[Saved entries]
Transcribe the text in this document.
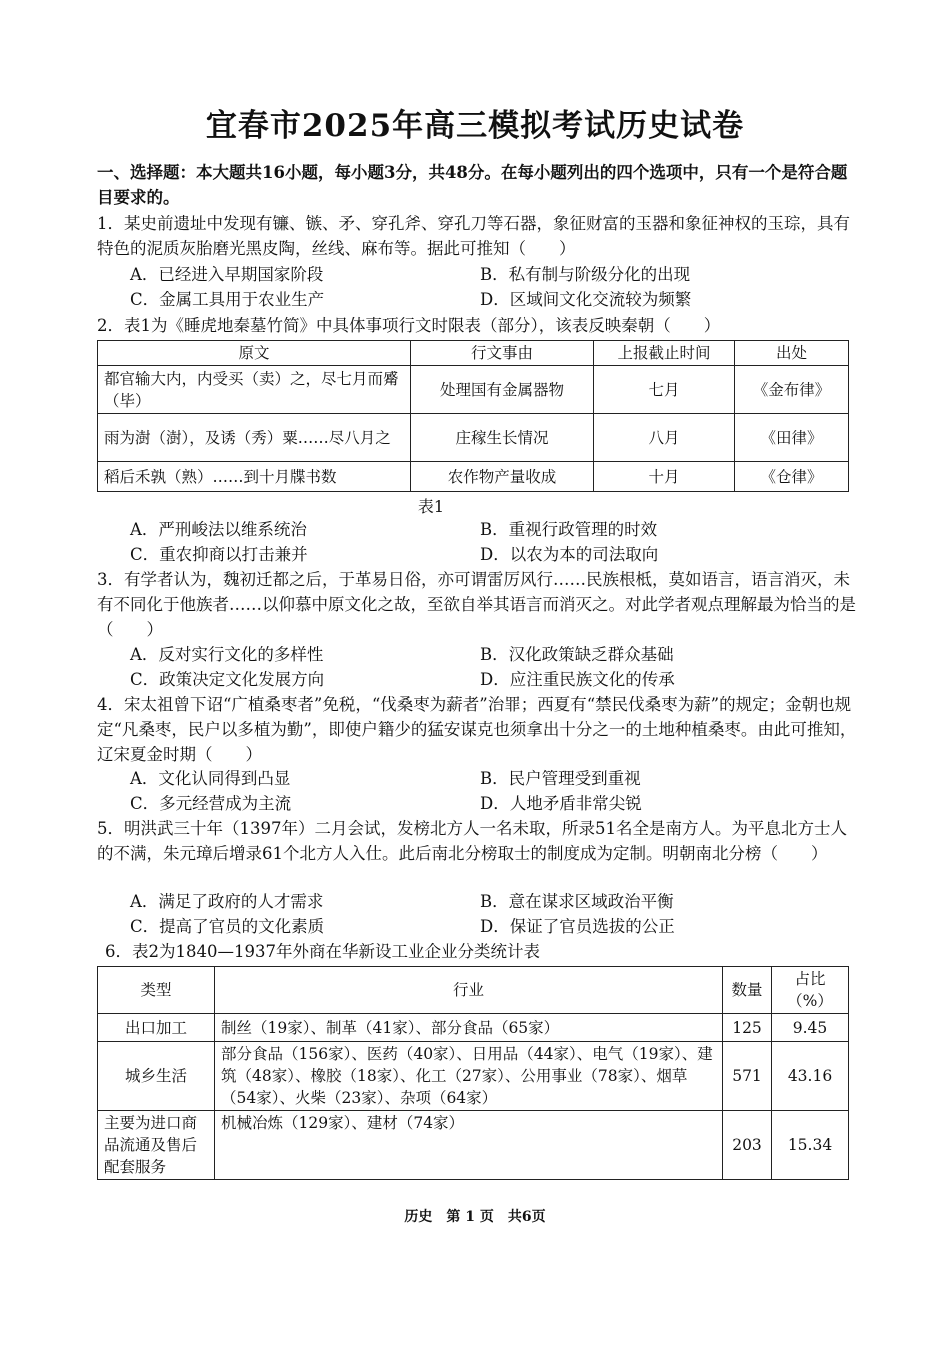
宜春市2025年高三模拟考试历史试卷
一、选择题：本大题共16小题，每小题3分，共48分。在每小题列出的四个选项中，只有一个是符合题目要求的。
1．某史前遗址中发现有镰、镞、矛、穿孔斧、穿孔刀等石器，象征财富的玉器和象征神权的玉琮，具有特色的泥质灰胎磨光黑皮陶，丝线、麻布等。据此可推知（　　）
A．已经进入早期国家阶段	B．私有制与阶级分化的出现
C．金属工具用于农业生产	D．区域间文化交流较为频繁
2．表1为《睡虎地秦墓竹简》中具体事项行文时限表（部分），该表反映秦朝（　　）
原文	行文事由	上报截止时间	出处
都官输大内，内受买（卖）之，尽七月而觱（毕）	处理国有金属器物	七月	《金布律》
雨为澍（澍），及诱（秀）粟……尽八月之	庄稼生长情况	八月	《田律》
稻后禾孰（熟）……到十月牒书数	农作物产量收成	十月	《仓律》
表1
A．严刑峻法以维系统治	B．重视行政管理的时效
C．重农抑商以打击兼并	D．以农为本的司法取向
3．有学者认为，魏初迁都之后，于革易日俗，亦可谓雷厉风行……民族根柢，莫如语言，语言消灭，未有不同化于他族者……以仰慕中原文化之故，至欲自举其语言而消灭之。对此学者观点理解最为恰当的是（　　）
A．反对实行文化的多样性	B．汉化政策缺乏群众基础
C．政策决定文化发展方向	D．应注重民族文化的传承
4．宋太祖曾下诏“广植桑枣者”免税，“伐桑枣为薪者”治罪；西夏有“禁民伐桑枣为薪”的规定；金朝也规定“凡桑枣，民户以多植为勤”，即使户籍少的猛安谋克也须拿出十分之一的土地种植桑枣。由此可推知，辽宋夏金时期（　　）
A．文化认同得到凸显	B．民户管理受到重视
C．多元经营成为主流	D．人地矛盾非常尖锐
5．明洪武三十年（1397年）二月会试，发榜北方人一名未取，所录51名全是南方人。为平息北方士人的不满，朱元璋后增录61个北方人入仕。此后南北分榜取士的制度成为定制。明朝南北分榜（　　）
A．满足了政府的人才需求	B．意在谋求区域政治平衡
C．提高了官员的文化素质	D．保证了官员选拔的公正
6．表2为1840—1937年外商在华新设工业企业分类统计表
类型	行业	数量	占比（%）
出口加工	制丝（19家）、制革（41家）、部分食品（65家）	125	9.45
城乡生活	部分食品（156家）、医药（40家）、日用品（44家）、电气（19家）、建筑（48家）、橡胶（18家）、化工（27家）、公用事业（78家）、烟草（54家）、火柴（23家）、杂项（64家）	571	43.16
主要为进口商品流通及售后配套服务	机械冶炼（129家）、建材（74家）	203	15.34
历史　第 1 页　共6页
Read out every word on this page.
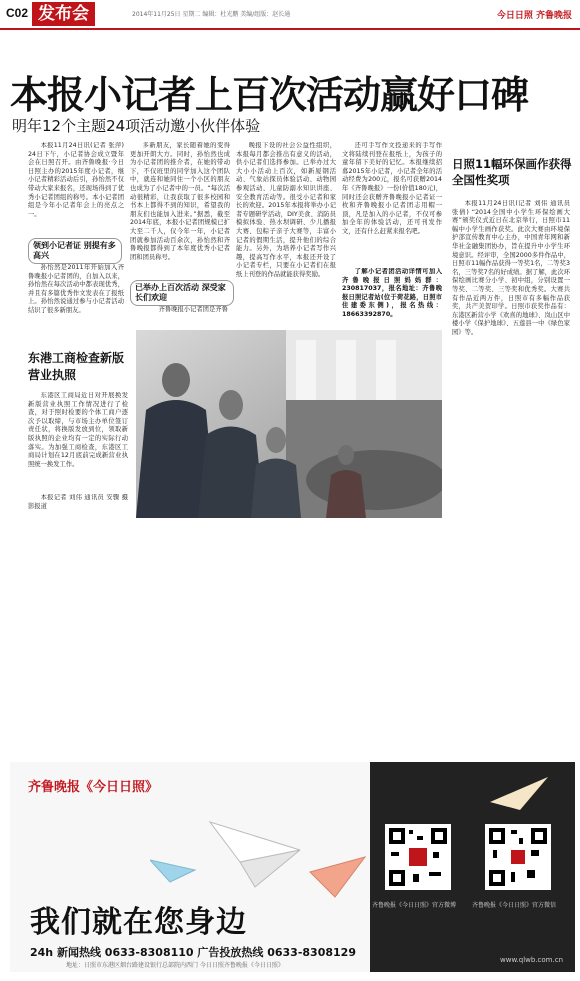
C02 发布会	2014年11月25日 星期二 编辑：杜光鹏 美编/组版：赵长通	今日日照 齐鲁晚报
本报小记者上百次活动赢好口碑
明年12个主题24项活动邀小伙伴体验

本报11月24日讯(记者 张萍) 24日下午，小记者协会成立暨年会在日照召开。由齐鲁晚报·今日日照主办的2015年度小记者，继小记者精彩活动后引，孙怡然不仅带动大家来报名，还现场得到了优秀小记者团组的称号。本小记者团组是今年小记者年会上的亮点之一。

领到小记者证 别提有多高兴

孙怡然是2011年开始加入齐鲁晚报小记者团的，自加入以来，孙怡然在每次活动中都表现优秀，并且有多篇优秀作文发表在了报纸上。孙怡然说通过参与小记者活动结识了很多新朋友。

多新朋友，家长随着她的变得更加开朗大方。同时，孙怡然也成为小记者团的推介者，在她的带动下，不仅班里的同学加入这个团队中，就连和她同住一个小区的朋友也成为了小记者中的一员。“每次活动很精彩，让我获取了很多校园和书本上都得不到的知识，希望我的朋友们也能加入进来。”据悉，截至2014年底，本报小记者团规模已扩大至二千人，仅今年一年，小记者团就参加活动百余次，孙怡然和齐鲁晚报都得到了本年度优秀小记者团和团员称号。

已举办上百次活动 深受家长们欢迎

齐鲁晚报小记者团是齐鲁

晚报下设的社会公益性组织，本报每月都会推出有意义的活动，供小记者们选择参加。已举办过大大小小活动上百次，如新厦钢活动、气象站探员体验活动、动物园参观活动、儿童防溺水知识讲座、安全教育活动等。很受小记者和家长的欢迎。2015年本报将举办小记者专题研学活动，DIY美食、消防员模拟体验、热水坝调研、少儿播报大赛、包粽子亲子大赛等，丰富小记者的假期生活，提升他们的综合能力。另外，为培养小记者写作兴趣，提高写作水平，本报还开设了小记者专栏，只要在小记者们在报纸上刊登的作品就能获得奖励。

还可手写作文投递来的手写作文将陆续刊登在报纸上，为孩子的童年留下美好的记忆。本报继续招募2015年小记者，小记者全年的活动经费为200元，报名可获赠2014年《齐鲁晚报》一份(价值180元)，同时还会获赠齐鲁晚报小记者证一枚和齐鲁晚报小记者团志用帽一顶，凡是加入的小记者，不仅可参加全年的体验活动，还可刊发作文，还有什么赶紧来报名吧。

了解小记者团活动详情可加入齐鲁晚报日照妈妈群：230817037，报名地址：齐鲁晚报日照记者站(位于荷花路，日照市住建委东侧)，报名热线：18663392870。

东港工商检查新版营业执照

东港区工商局近日对开展换发新版营业执照工作情况进行了检查，对于照时检要的个体工商户逐次予以取缔，与市场主办单位签订责任状，将换版发放到位，领取新版执照的企业均有一定的实际行动落实。为加强工商检查，东港区工商局计划在12月底前完成新营业执照统一换发工作。

本报记者 刘伟 通讯员 安骤 摄影报道

日照11幅环保画作获得全国性奖项

本报11月24日讯(记者 刘伟 通讯员 张倩) “2014全国中小学生环保绘画大赛”颁奖仪式近日在北京举行，日照市11幅中小学生画作获奖。此次大赛由环境保护部宣传教育中心主办，中国青年网和新华社金融集团协办，旨在提升中小学生环境意识。经评审，全国2000多件作品中，日照市11幅作品获得一等奖1名，二等奖3名，三等奖7名的好成绩。据了解，此次环保绘画比赛分小学、初中组，分别设置一等奖、二等奖、三等奖和优秀奖。大赛共有作品近两万件，日照市有多幅作品获奖，共产美贺印学。日照市获奖作品有：东港区新营小学《欢喜的地球》、岚山区中楼小学《保护地球》、五莲县一中《绿色家园》等。

齐鲁晚报《今日日照》
我们就在您身边
24h 新闻热线 0633-8308110 广告投放热线 0633-8308129
地址：日照市东港区烟台路建设银行总部院内西门 今日日照齐鲁晚报《今日日照》
齐鲁晚报《今日日照》官方微博	齐鲁晚报《今日日照》官方微信
www.qlwb.com.cn
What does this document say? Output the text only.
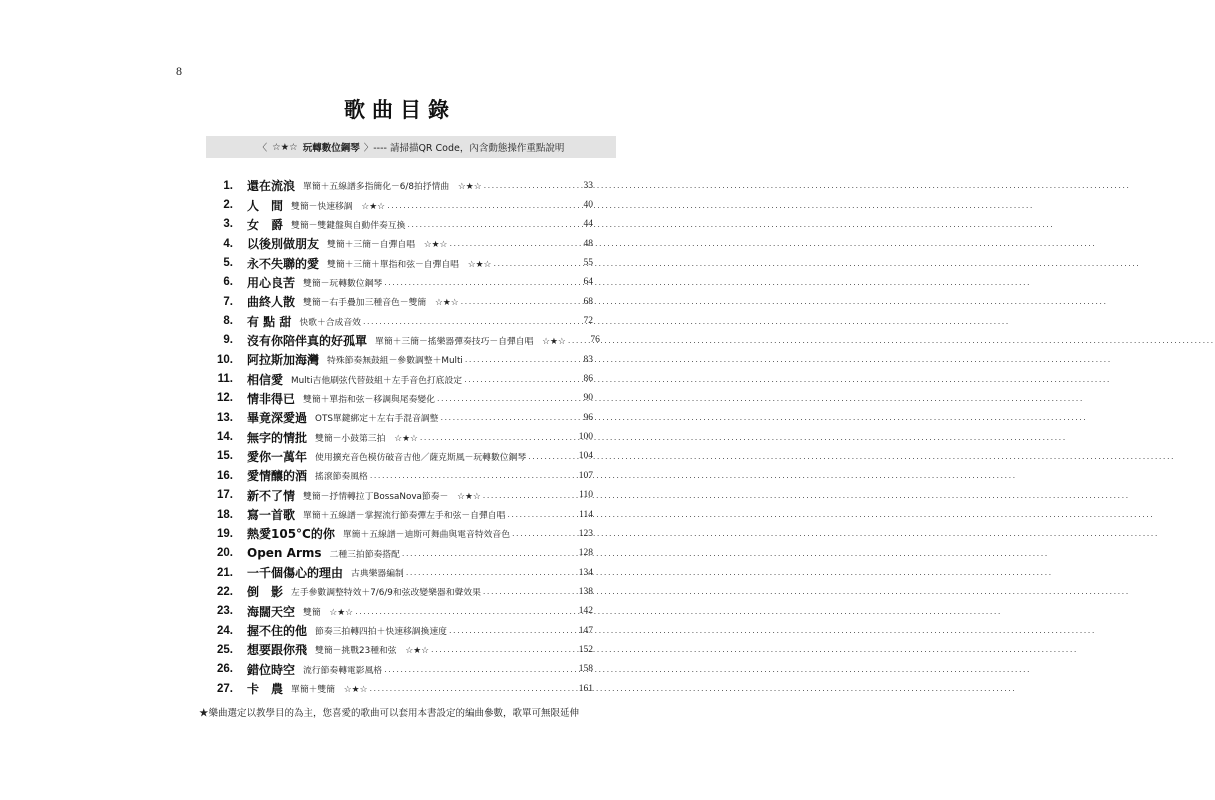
8
歌曲目錄
〈 ☆★☆ 玩轉數位鋼琴 〉 ---- 請掃描QR Code，內含動態操作重點說明
1. 還在流浪 單簡＋五線譜多指簡化－6/8拍抒情曲　☆★☆ .....	33
2. 人　間 雙簡－快速移調　☆★☆ .....	40
3. 女　爵 雙簡－雙鍵盤與自動伴奏互換 .....	44
4. 以後別做朋友 雙簡＋三簡－自彈自唱　☆★☆ .....	48
5. 永不失聯的愛 雙簡＋三簡＋單指和弦－自彈自唱　☆★☆ .....	55
6. 用心良苦 雙簡－玩轉數位鋼琴 .....	64
7. 曲終人散 雙簡－右手疊加三種音色－雙簡　☆★☆ .....	68
8. 有 點 甜 快歌＋合成音效 .....	72
9. 沒有你陪伴真的好孤單 單簡＋三簡－搖樂器彈奏技巧－自彈自唱　☆★☆ .....	76
10. 阿拉斯加海灣 特殊節奏無鼓組－參數調整＋Multi .....	83
11. 相信愛 Multi吉他刷弦代替鼓組＋左手音色打底設定 .....	86
12. 情非得已 雙簡＋單指和弦－移調與尾奏變化 .....	90
13. 畢竟深愛過 OTS單鍵綁定＋左右手混音調整 .....	96
14. 無字的情批 雙簡－小鼓第三拍　☆★☆ .....	100
15. 愛你一萬年 使用擴充音色模仿破音吉他／薩克斯風－玩轉數位鋼琴 .....	104
16. 愛情釀的酒 搖滾節奏風格 .....	107
17. 新不了情 雙簡－抒情轉拉丁BossaNova節奏－　☆★☆ .....	110
18. 寫一首歌 單簡＋五線譜－掌握流行節奏彈左手和弦－自彈自唱 .....	114
19. 熱愛105°C的你 單簡＋五線譜－迪斯可舞曲與電音特效音色 .....	123
20. Open Arms 二種三拍節奏搭配 .....	128
21. 一千個傷心的理由 古典樂器編制 .....	134
22. 倒　影 左手參數調整特效＋7/6/9和弦改變樂器和聲效果 .....	138
23. 海闊天空 雙簡　☆★☆ .....	142
24. 握不住的他 節奏三拍轉四拍＋快速移調換速度 .....	147
25. 想要跟你飛 雙簡－挑戰23種和弦　☆★☆ .....	152
26. 錯位時空 流行節奏轉電影風格 .....	158
27. 卡　農 單簡＋雙簡　☆★☆ .....	161
★樂曲選定以教學目的為主，您喜愛的歌曲可以套用本書設定的編曲參數，歌單可無限延伸
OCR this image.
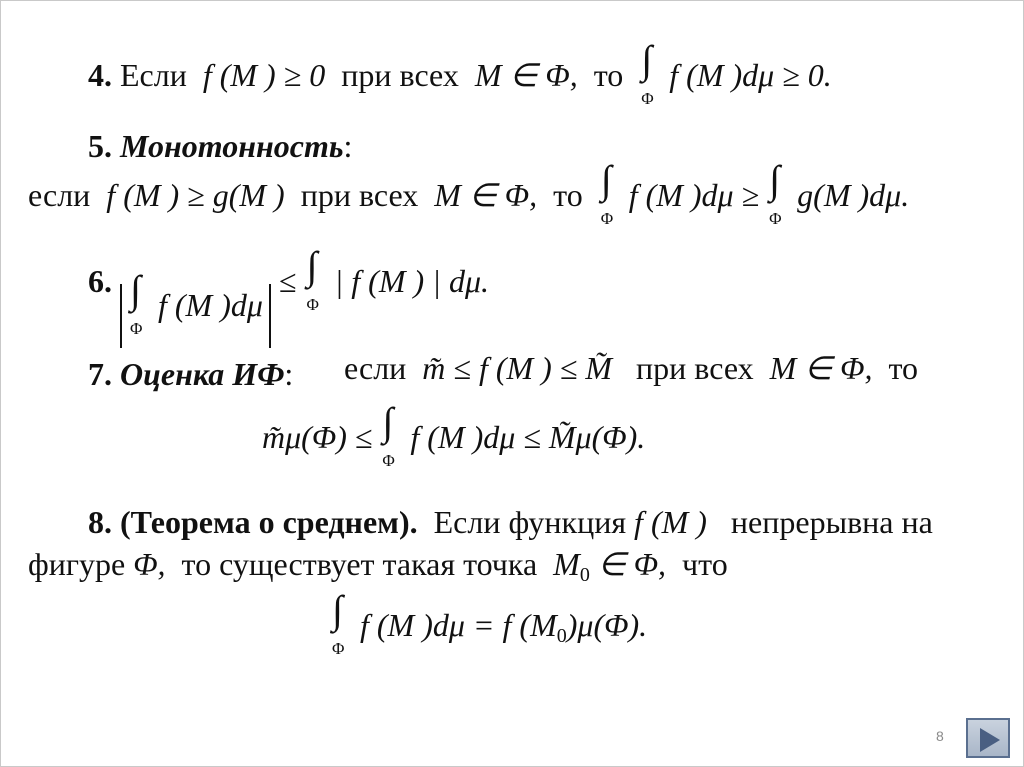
4. Если f (M ) ≥ 0 при всех M ∈ Φ, то ∫
Φ
f (M )dμ ≥ 0.
5. Монотонность:
если f (M ) ≥ g(M ) при всех M ∈ Φ, то ∫
Φ
f (M )dμ ≥ ∫
Φ
g(M )dμ.
6. ∫
Φ
f (M )dμ ≤ ∫
Φ
| f (M ) | dμ.
7. Оценка ИФ: если m̃ ≤ f (M ) ≤ M̃ при всех M ∈ Φ, то
m̃μ(Φ) ≤ ∫
Φ
f (M )dμ ≤ M̃μ(Φ).
8. (Теорема о среднем). Если функция f (M ) непрерывна на
фигуре Φ, то существует такая точка M0 ∈ Φ, что
∫
Φ
f (M )dμ = f (M0)μ(Φ).
8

- _Stated problem_:
Gather from the data above every line with the string "自彈自唱".

- _Output_:
4. 以後別做朋友 雙簡＋三簡－自彈自唱　☆★☆ .....	48
5. 永不失聯的愛 雙簡＋三簡＋單指和弦－自彈自唱　☆★☆ .....	55
9. 沒有你陪伴真的好孤單 單簡＋三簡－搖樂器彈奏技巧－自彈自唱　☆★☆ .....	76
18. 寫一首歌 單簡＋五線譜－掌握流行節奏彈左手和弦－自彈自唱 .....	114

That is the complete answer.